=== Data in this exercise ===
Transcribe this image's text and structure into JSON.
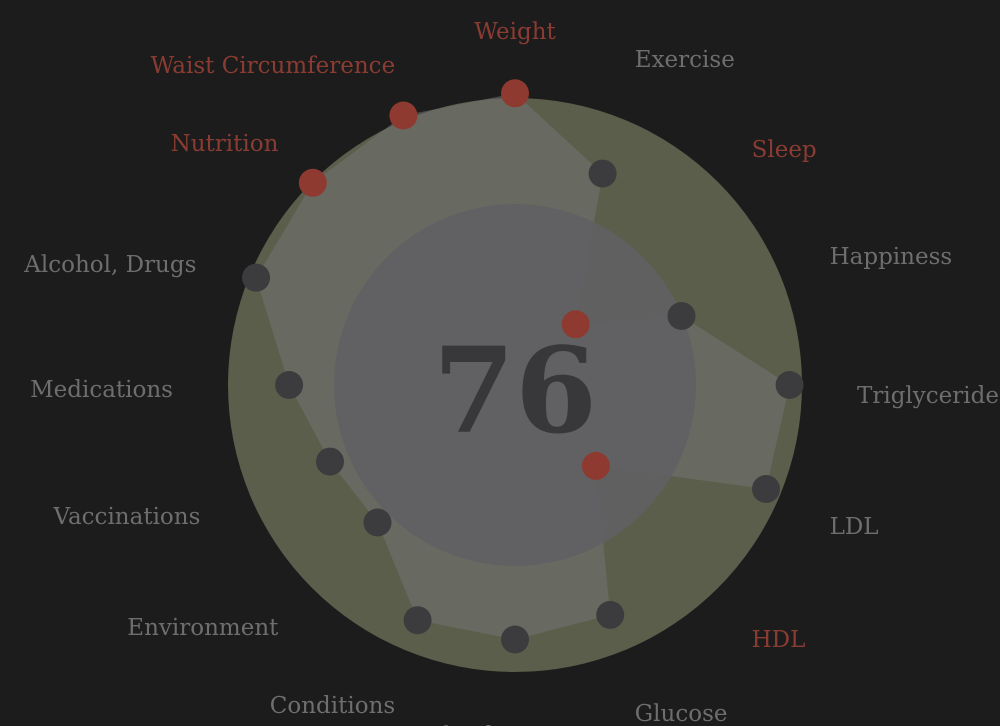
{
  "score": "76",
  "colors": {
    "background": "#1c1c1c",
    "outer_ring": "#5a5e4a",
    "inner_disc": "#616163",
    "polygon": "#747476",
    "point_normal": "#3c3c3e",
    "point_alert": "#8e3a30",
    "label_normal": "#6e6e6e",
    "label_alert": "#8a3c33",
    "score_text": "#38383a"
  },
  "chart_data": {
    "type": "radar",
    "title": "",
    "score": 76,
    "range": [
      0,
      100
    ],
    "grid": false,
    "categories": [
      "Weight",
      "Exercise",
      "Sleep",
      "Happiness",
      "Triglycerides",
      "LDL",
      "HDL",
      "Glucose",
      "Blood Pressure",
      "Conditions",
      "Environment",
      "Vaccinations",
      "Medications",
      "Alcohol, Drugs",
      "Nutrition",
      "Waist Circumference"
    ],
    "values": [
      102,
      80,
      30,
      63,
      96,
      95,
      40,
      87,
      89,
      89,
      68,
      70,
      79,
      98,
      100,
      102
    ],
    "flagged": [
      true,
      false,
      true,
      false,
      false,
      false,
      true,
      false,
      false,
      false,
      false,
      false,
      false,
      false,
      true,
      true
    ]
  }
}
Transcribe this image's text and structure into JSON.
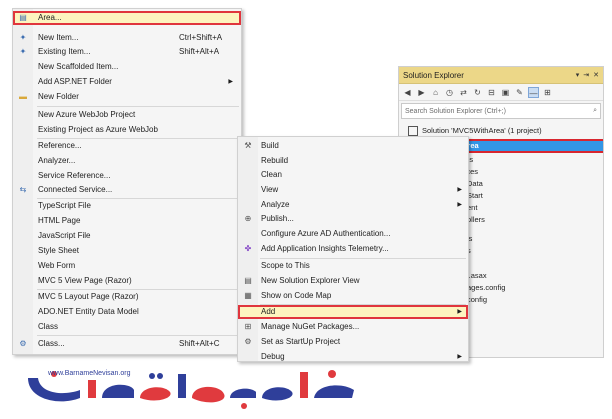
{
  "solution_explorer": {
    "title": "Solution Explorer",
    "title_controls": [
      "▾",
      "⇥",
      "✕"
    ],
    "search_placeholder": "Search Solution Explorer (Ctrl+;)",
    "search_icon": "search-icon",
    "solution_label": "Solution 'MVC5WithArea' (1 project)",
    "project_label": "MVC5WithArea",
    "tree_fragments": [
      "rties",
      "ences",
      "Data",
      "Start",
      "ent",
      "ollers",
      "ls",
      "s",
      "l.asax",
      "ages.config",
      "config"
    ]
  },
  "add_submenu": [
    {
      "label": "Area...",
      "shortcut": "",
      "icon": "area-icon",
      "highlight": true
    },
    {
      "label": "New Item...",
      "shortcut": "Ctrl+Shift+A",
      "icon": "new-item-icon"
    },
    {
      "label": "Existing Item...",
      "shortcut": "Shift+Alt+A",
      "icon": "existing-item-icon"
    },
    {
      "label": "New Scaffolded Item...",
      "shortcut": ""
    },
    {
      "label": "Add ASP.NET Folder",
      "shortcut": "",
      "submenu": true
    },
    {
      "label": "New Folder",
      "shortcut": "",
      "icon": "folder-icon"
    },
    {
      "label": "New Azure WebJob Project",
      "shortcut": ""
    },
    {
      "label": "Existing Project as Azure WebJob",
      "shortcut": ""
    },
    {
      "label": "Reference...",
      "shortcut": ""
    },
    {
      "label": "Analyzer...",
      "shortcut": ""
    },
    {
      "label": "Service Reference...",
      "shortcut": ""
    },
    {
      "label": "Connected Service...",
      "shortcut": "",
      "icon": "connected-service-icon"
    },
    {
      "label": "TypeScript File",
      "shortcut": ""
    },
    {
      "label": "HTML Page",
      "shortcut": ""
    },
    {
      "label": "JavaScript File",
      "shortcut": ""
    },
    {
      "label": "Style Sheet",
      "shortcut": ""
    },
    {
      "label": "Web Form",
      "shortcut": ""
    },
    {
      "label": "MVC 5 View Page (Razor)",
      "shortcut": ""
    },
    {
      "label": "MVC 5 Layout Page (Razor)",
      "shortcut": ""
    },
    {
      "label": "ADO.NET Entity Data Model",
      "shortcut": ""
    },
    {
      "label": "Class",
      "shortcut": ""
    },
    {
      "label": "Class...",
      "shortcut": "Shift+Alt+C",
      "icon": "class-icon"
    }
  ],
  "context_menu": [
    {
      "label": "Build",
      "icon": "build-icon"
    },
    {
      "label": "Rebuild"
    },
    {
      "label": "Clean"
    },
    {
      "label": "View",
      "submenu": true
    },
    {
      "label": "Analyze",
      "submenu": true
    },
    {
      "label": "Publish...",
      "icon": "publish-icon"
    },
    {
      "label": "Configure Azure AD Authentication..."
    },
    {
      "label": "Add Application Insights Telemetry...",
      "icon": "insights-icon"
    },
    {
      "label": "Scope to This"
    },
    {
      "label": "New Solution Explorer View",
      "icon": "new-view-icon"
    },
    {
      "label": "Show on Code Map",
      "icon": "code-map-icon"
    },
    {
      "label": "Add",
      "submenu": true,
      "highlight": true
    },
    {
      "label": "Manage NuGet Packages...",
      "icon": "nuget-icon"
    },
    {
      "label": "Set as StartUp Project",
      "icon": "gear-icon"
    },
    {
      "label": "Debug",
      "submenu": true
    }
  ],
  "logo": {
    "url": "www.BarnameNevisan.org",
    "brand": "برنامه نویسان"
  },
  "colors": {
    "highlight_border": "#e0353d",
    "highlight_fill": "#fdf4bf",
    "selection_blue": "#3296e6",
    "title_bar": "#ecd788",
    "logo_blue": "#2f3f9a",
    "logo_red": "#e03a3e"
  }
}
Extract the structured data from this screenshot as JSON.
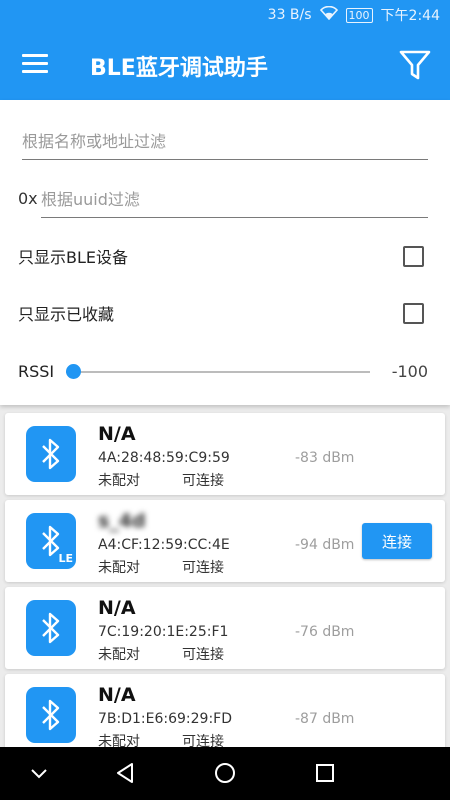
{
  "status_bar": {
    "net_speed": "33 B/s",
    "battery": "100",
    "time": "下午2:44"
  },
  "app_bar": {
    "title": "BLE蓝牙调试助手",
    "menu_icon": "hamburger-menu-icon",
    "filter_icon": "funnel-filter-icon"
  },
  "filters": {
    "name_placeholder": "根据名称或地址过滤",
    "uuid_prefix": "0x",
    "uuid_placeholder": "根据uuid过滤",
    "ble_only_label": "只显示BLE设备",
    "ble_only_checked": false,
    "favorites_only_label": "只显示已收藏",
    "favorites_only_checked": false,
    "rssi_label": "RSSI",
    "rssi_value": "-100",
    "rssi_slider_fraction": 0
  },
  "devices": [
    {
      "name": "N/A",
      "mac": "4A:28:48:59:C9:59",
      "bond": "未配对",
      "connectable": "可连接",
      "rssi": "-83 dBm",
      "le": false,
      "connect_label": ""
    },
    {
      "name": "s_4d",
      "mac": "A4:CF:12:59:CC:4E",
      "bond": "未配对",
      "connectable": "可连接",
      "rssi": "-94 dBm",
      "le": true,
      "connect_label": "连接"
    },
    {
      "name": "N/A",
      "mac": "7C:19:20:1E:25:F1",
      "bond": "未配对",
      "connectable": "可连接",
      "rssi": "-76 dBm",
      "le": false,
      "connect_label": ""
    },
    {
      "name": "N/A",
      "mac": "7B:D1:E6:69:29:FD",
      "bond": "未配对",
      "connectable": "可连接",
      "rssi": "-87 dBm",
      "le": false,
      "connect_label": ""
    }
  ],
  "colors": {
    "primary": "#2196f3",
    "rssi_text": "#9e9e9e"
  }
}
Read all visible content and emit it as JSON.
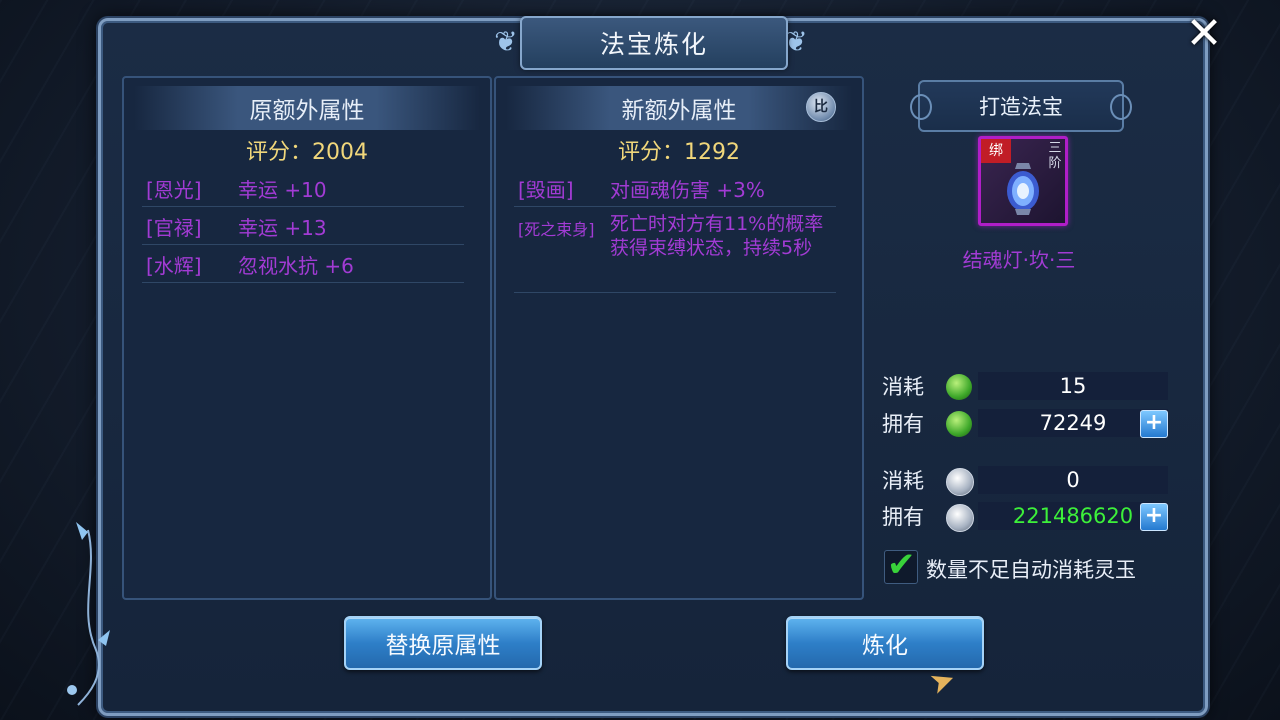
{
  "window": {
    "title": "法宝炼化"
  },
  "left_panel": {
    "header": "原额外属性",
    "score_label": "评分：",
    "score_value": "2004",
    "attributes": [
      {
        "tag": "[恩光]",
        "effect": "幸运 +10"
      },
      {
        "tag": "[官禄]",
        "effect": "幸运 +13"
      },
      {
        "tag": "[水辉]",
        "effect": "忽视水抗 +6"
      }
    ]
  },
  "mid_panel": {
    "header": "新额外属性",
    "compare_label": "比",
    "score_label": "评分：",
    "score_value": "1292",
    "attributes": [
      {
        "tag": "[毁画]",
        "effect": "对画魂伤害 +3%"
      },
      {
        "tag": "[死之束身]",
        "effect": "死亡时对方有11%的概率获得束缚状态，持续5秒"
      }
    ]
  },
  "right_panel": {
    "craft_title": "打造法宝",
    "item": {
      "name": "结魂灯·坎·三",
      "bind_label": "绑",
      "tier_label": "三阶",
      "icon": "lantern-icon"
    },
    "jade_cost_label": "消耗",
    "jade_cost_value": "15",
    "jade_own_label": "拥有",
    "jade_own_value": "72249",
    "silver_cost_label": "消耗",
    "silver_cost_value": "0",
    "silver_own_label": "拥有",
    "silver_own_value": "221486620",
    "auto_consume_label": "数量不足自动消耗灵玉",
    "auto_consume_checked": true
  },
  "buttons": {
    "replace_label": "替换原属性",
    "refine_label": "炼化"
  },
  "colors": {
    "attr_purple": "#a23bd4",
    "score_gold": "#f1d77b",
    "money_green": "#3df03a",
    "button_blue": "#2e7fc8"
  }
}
===
=== Data in this exercise ===
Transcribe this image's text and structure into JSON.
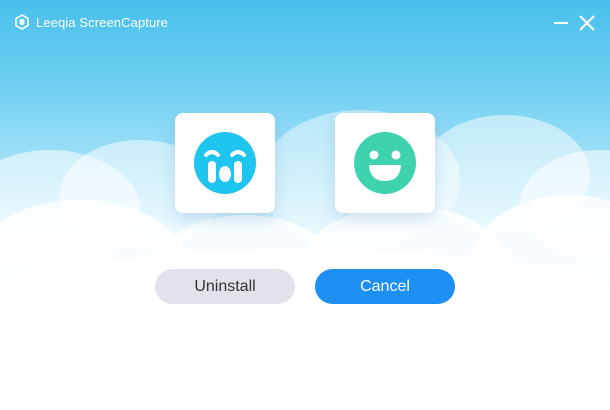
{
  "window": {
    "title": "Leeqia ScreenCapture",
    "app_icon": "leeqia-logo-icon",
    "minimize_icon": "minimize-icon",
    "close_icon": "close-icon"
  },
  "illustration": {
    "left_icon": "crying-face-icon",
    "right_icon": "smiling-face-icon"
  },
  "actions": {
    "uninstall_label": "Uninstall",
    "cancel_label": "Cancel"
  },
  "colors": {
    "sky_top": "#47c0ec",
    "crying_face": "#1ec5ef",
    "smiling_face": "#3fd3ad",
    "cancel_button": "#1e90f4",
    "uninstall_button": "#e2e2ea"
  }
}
===
=== Data in this exercise ===
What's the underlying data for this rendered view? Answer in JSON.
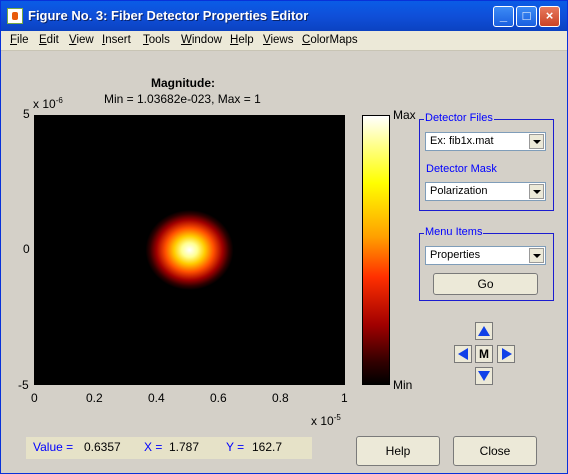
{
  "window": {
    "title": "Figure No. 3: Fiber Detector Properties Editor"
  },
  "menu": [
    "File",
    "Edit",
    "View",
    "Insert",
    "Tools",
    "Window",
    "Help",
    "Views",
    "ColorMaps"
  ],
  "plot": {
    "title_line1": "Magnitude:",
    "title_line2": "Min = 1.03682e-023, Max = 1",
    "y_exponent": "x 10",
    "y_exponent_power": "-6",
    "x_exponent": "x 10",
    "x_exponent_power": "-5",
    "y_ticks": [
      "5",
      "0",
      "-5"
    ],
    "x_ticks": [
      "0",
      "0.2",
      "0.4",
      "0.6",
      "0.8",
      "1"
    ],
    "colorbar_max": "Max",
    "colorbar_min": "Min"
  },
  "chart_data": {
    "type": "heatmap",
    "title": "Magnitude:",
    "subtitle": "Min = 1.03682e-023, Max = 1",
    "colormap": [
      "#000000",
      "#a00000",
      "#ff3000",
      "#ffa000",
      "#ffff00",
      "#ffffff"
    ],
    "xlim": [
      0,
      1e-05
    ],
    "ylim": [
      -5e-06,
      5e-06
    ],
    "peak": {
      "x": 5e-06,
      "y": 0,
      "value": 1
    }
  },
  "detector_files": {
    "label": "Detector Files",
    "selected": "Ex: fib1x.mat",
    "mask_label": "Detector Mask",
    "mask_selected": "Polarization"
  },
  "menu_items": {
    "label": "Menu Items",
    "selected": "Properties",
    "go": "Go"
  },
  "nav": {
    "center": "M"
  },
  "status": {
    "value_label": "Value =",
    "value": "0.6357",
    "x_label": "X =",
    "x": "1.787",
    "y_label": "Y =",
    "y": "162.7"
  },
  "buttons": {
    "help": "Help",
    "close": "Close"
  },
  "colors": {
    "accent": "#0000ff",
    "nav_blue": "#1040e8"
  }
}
===
*What you are asked to do:*
Search the records for the word "Page" and copy every line where it occurs.

*Task response:*
      "label": "HTML Page",
      "label": "MVC 5 View Page (Razor)",
      "label": "MVC 5 Layout Page (Razor)",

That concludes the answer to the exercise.